Task goal =
Do not copy the pictures; transcribe all other material exactly.

Record list =
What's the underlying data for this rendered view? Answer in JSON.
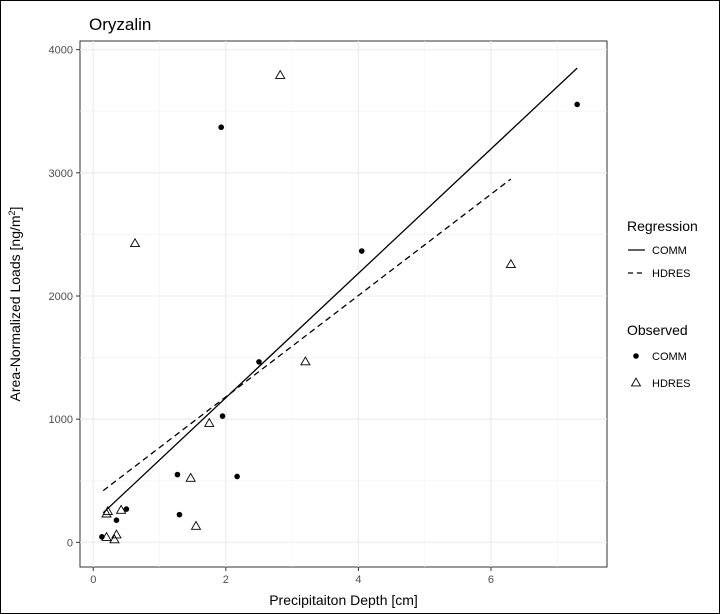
{
  "chart_data": {
    "type": "scatter",
    "title": "Oryzalin",
    "xlabel": "Precipitaiton Depth [cm]",
    "ylabel_main": "Area-Normalized Loads [ng/m",
    "ylabel_sup": "2",
    "ylabel_end": "]",
    "xlim": [
      -0.2,
      7.75
    ],
    "ylim": [
      -200,
      4070
    ],
    "xticks": [
      0,
      2,
      4,
      6
    ],
    "yticks": [
      0,
      1000,
      2000,
      3000,
      4000
    ],
    "grid": true,
    "legend_position": "right",
    "regression": {
      "title": "Regression",
      "lines": [
        {
          "name": "COMM",
          "style": "solid",
          "x": [
            0.15,
            7.3
          ],
          "y": [
            240,
            3850
          ]
        },
        {
          "name": "HDRES",
          "style": "dashed",
          "x": [
            0.15,
            6.3
          ],
          "y": [
            420,
            2950
          ]
        }
      ]
    },
    "observed": {
      "title": "Observed",
      "series": [
        {
          "name": "COMM",
          "marker": "filled-circle",
          "points": [
            [
              0.13,
              45
            ],
            [
              0.35,
              180
            ],
            [
              0.5,
              270
            ],
            [
              1.27,
              550
            ],
            [
              1.3,
              225
            ],
            [
              1.93,
              3370
            ],
            [
              1.95,
              1025
            ],
            [
              2.17,
              535
            ],
            [
              2.5,
              1465
            ],
            [
              4.05,
              2365
            ],
            [
              7.3,
              3555
            ]
          ]
        },
        {
          "name": "HDRES",
          "marker": "open-triangle",
          "points": [
            [
              0.2,
              230
            ],
            [
              0.22,
              250
            ],
            [
              0.2,
              40
            ],
            [
              0.32,
              20
            ],
            [
              0.35,
              60
            ],
            [
              0.42,
              260
            ],
            [
              0.63,
              2425
            ],
            [
              1.47,
              520
            ],
            [
              1.55,
              130
            ],
            [
              1.75,
              965
            ],
            [
              2.82,
              3790
            ],
            [
              3.2,
              1465
            ],
            [
              6.3,
              2255
            ]
          ]
        }
      ]
    }
  }
}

Task answer =
What's the underlying data for this rendered view? Answer in JSON.
{
  "chart_data": {
    "type": "scatter",
    "title": "Oryzalin",
    "xlabel": "Precipitaiton Depth [cm]",
    "ylabel_main": "Area-Normalized Loads [ng/m",
    "ylabel_sup": "2",
    "ylabel_end": "]",
    "xlim": [
      -0.2,
      7.75
    ],
    "ylim": [
      -200,
      4070
    ],
    "xticks": [
      0,
      2,
      4,
      6
    ],
    "yticks": [
      0,
      1000,
      2000,
      3000,
      4000
    ],
    "grid": true,
    "legend_position": "right",
    "regression": {
      "title": "Regression",
      "lines": [
        {
          "name": "COMM",
          "style": "solid",
          "x": [
            0.15,
            7.3
          ],
          "y": [
            240,
            3850
          ]
        },
        {
          "name": "HDRES",
          "style": "dashed",
          "x": [
            0.15,
            6.3
          ],
          "y": [
            420,
            2950
          ]
        }
      ]
    },
    "observed": {
      "title": "Observed",
      "series": [
        {
          "name": "COMM",
          "marker": "filled-circle",
          "points": [
            [
              0.13,
              45
            ],
            [
              0.35,
              180
            ],
            [
              0.5,
              270
            ],
            [
              1.27,
              550
            ],
            [
              1.3,
              225
            ],
            [
              1.93,
              3370
            ],
            [
              1.95,
              1025
            ],
            [
              2.17,
              535
            ],
            [
              2.5,
              1465
            ],
            [
              4.05,
              2365
            ],
            [
              7.3,
              3555
            ]
          ]
        },
        {
          "name": "HDRES",
          "marker": "open-triangle",
          "points": [
            [
              0.2,
              230
            ],
            [
              0.22,
              250
            ],
            [
              0.2,
              40
            ],
            [
              0.32,
              20
            ],
            [
              0.35,
              60
            ],
            [
              0.42,
              260
            ],
            [
              0.63,
              2425
            ],
            [
              1.47,
              520
            ],
            [
              1.55,
              130
            ],
            [
              1.75,
              965
            ],
            [
              2.82,
              3790
            ],
            [
              3.2,
              1465
            ],
            [
              6.3,
              2255
            ]
          ]
        }
      ]
    }
  }
}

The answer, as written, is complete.